> Given problem
From the entries that follow, pick out all lines holding "突发耳鸣耳聋者禁用".

A block of data:

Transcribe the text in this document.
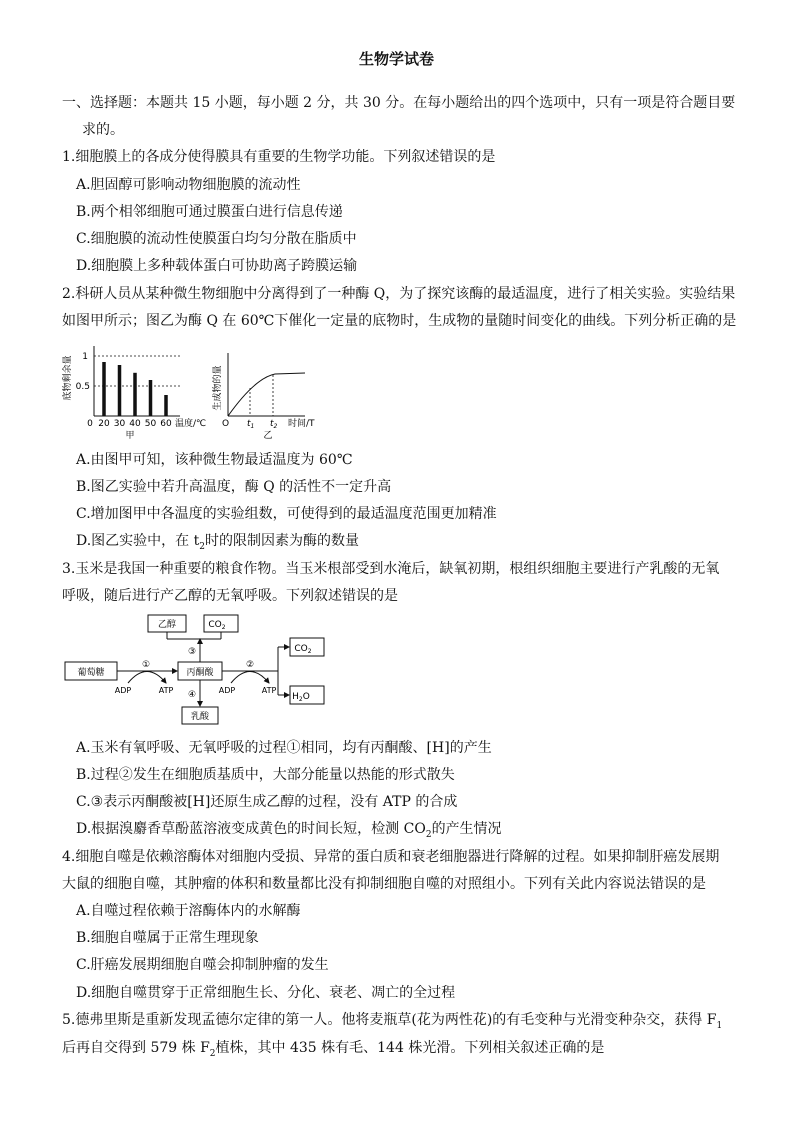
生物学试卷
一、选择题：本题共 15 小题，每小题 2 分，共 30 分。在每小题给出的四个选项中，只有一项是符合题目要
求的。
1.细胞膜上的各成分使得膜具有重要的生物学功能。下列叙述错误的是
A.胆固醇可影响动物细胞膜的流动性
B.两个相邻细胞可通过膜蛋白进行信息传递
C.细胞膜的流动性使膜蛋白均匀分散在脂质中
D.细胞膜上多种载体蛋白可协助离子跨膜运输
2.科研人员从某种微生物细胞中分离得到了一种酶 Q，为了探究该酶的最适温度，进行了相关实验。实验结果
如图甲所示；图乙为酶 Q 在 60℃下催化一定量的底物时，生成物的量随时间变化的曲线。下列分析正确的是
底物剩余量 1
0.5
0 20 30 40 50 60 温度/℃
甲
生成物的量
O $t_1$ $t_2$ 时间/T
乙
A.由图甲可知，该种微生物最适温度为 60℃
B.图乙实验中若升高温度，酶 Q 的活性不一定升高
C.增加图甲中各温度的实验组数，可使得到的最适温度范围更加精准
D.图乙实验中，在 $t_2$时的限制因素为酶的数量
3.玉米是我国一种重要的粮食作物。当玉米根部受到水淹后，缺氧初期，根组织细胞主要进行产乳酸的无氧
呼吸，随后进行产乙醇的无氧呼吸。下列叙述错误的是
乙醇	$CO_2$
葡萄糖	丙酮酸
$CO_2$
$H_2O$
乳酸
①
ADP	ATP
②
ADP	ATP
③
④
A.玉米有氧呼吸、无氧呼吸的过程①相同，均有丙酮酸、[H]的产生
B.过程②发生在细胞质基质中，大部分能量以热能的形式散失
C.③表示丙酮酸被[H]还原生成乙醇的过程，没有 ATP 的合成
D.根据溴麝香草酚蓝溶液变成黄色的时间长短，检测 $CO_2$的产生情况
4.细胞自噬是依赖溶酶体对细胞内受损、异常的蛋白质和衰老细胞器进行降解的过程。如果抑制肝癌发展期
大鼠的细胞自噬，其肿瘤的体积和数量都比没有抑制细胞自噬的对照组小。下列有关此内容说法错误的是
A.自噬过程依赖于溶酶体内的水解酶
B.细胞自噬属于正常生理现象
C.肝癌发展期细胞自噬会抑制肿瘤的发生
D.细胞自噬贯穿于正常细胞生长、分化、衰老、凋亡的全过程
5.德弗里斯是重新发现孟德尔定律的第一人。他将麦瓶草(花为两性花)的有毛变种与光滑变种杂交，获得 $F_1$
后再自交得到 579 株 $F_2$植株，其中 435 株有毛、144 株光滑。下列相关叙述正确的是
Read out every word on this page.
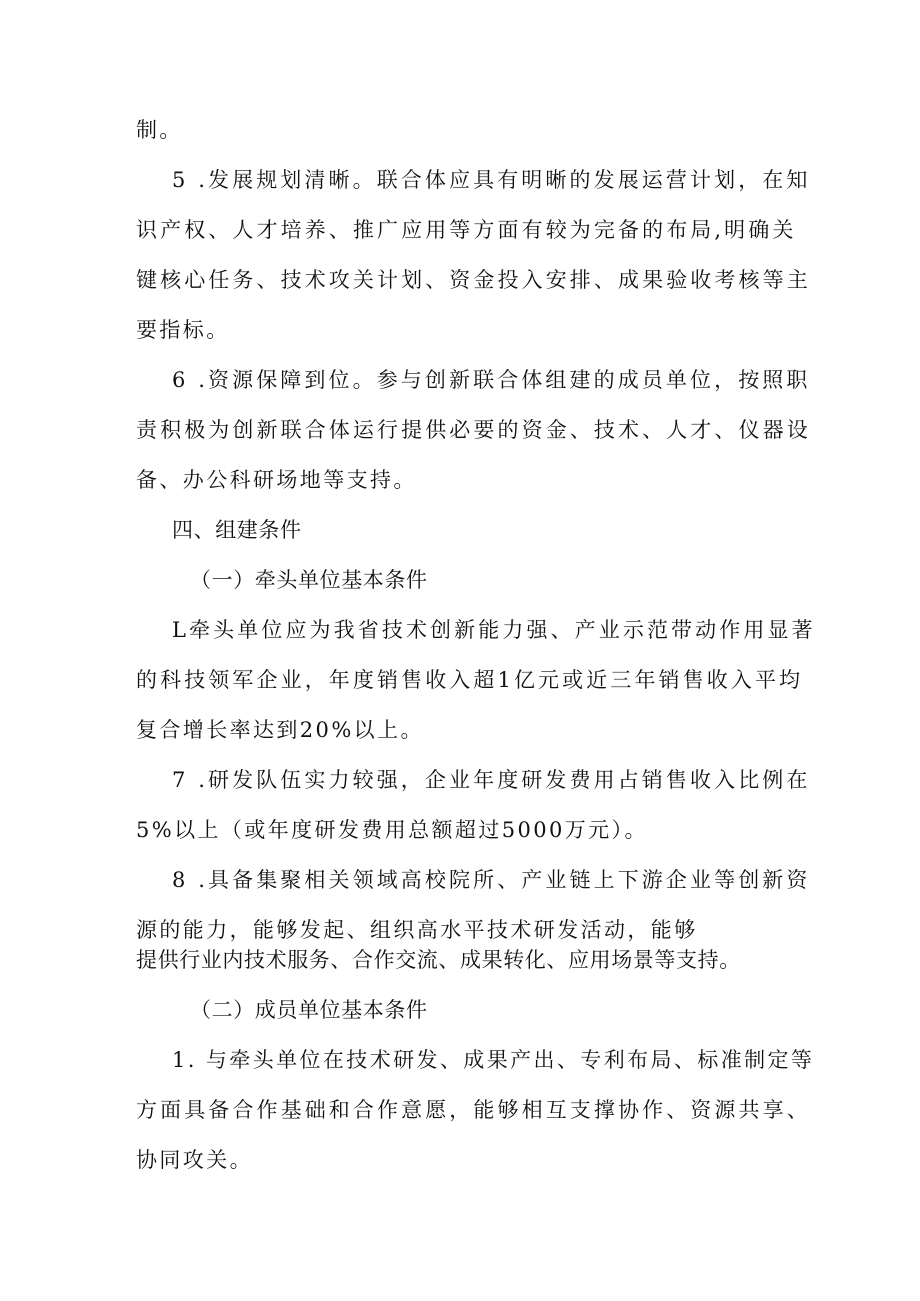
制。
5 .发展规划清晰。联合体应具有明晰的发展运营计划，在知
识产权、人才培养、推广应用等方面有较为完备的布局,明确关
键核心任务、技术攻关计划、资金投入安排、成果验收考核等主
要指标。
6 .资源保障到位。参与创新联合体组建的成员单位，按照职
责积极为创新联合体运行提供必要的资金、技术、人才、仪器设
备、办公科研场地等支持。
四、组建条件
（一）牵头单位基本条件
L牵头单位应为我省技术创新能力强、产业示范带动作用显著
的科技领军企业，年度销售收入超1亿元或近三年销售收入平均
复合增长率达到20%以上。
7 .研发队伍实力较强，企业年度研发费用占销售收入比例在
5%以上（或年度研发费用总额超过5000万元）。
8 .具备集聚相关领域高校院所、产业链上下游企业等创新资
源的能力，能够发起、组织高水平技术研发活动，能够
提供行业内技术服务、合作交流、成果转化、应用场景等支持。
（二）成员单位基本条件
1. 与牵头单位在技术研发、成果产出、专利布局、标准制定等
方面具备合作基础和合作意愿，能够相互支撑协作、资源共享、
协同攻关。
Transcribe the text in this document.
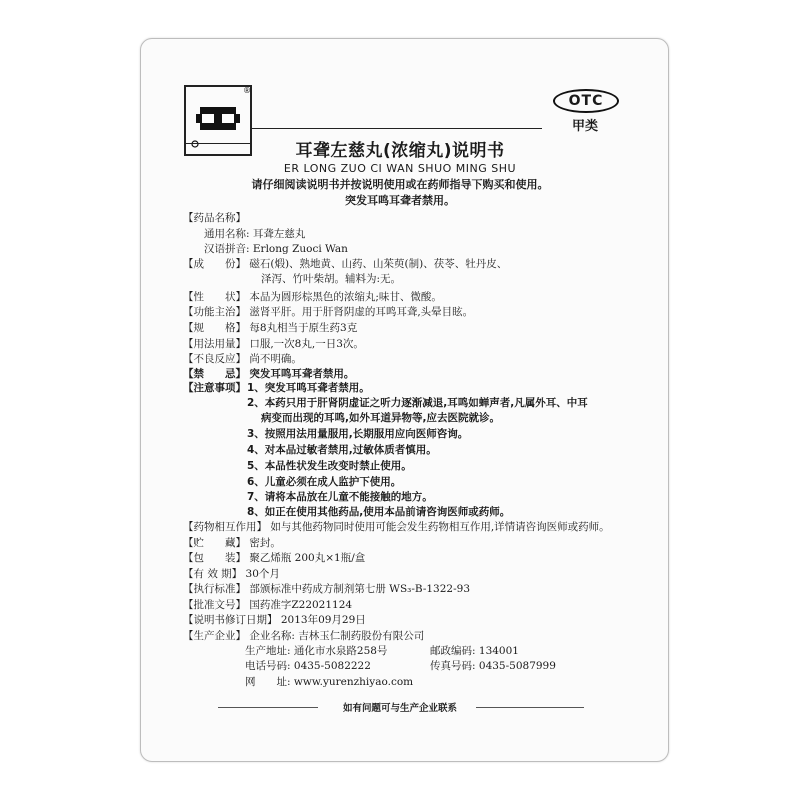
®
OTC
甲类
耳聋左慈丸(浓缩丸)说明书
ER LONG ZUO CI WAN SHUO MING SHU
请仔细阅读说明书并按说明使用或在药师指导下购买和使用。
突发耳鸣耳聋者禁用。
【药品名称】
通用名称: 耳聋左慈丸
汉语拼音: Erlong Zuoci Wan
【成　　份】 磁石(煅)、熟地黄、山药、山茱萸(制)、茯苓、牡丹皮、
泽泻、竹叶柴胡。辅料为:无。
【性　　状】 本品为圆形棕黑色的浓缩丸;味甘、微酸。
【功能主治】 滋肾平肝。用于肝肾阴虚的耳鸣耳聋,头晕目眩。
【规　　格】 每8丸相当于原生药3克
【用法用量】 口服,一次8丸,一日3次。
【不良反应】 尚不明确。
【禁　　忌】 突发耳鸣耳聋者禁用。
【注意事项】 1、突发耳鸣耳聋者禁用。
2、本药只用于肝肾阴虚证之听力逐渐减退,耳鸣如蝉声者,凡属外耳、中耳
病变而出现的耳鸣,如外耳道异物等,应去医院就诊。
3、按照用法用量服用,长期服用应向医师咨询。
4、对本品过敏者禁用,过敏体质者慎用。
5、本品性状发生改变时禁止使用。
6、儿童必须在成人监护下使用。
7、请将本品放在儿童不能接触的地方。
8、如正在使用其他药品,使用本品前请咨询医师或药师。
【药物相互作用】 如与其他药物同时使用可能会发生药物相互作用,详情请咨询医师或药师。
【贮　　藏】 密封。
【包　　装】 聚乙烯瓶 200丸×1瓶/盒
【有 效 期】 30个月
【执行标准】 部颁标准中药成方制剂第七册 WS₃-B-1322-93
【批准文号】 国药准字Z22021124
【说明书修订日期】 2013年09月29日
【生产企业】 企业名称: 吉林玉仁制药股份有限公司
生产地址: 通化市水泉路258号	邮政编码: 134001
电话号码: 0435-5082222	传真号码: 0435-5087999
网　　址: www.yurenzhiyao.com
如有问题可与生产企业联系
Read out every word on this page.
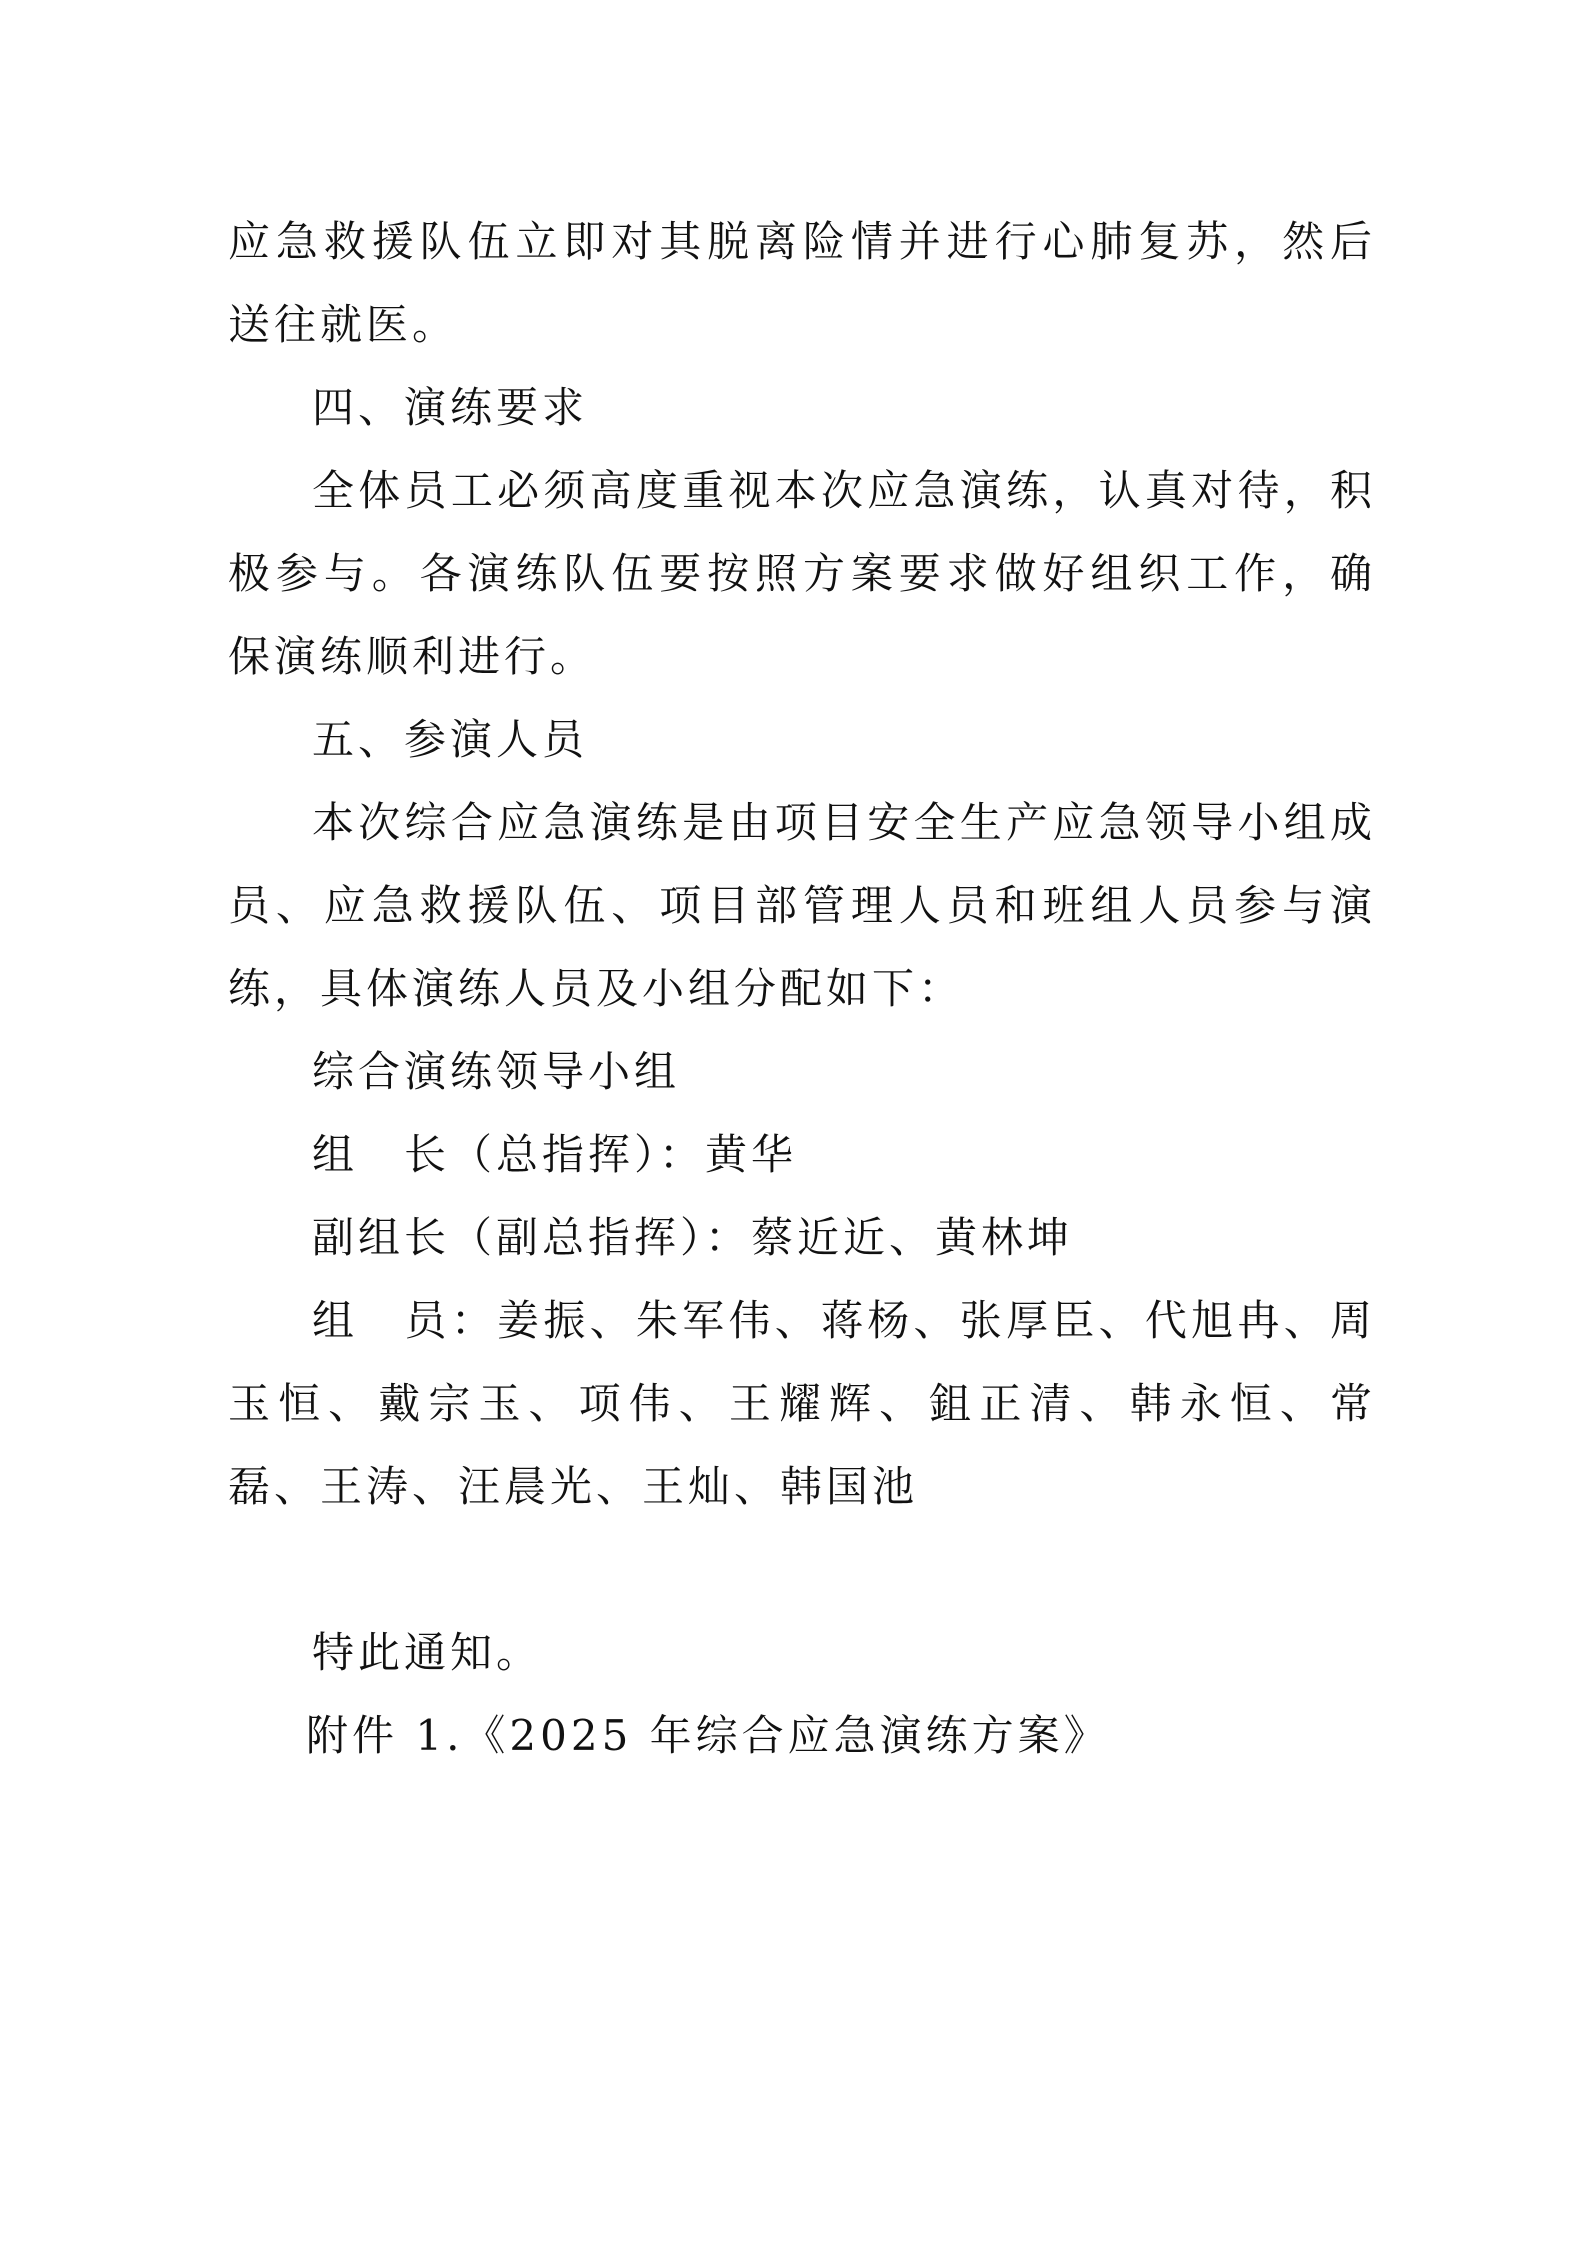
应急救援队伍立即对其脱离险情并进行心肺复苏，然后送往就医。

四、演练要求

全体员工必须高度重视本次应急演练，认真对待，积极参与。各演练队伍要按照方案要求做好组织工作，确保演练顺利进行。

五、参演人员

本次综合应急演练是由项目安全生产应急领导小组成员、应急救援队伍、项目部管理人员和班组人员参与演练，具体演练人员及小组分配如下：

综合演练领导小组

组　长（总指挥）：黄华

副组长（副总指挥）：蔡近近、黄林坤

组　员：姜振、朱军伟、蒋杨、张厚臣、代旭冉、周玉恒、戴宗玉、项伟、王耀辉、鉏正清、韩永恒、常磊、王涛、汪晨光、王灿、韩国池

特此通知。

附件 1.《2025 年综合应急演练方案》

> Expected answer
突发耳鸣耳聋者禁用。
【禁　　忌】 突发耳鸣耳聋者禁用。
【注意事项】 1、突发耳鸣耳聋者禁用。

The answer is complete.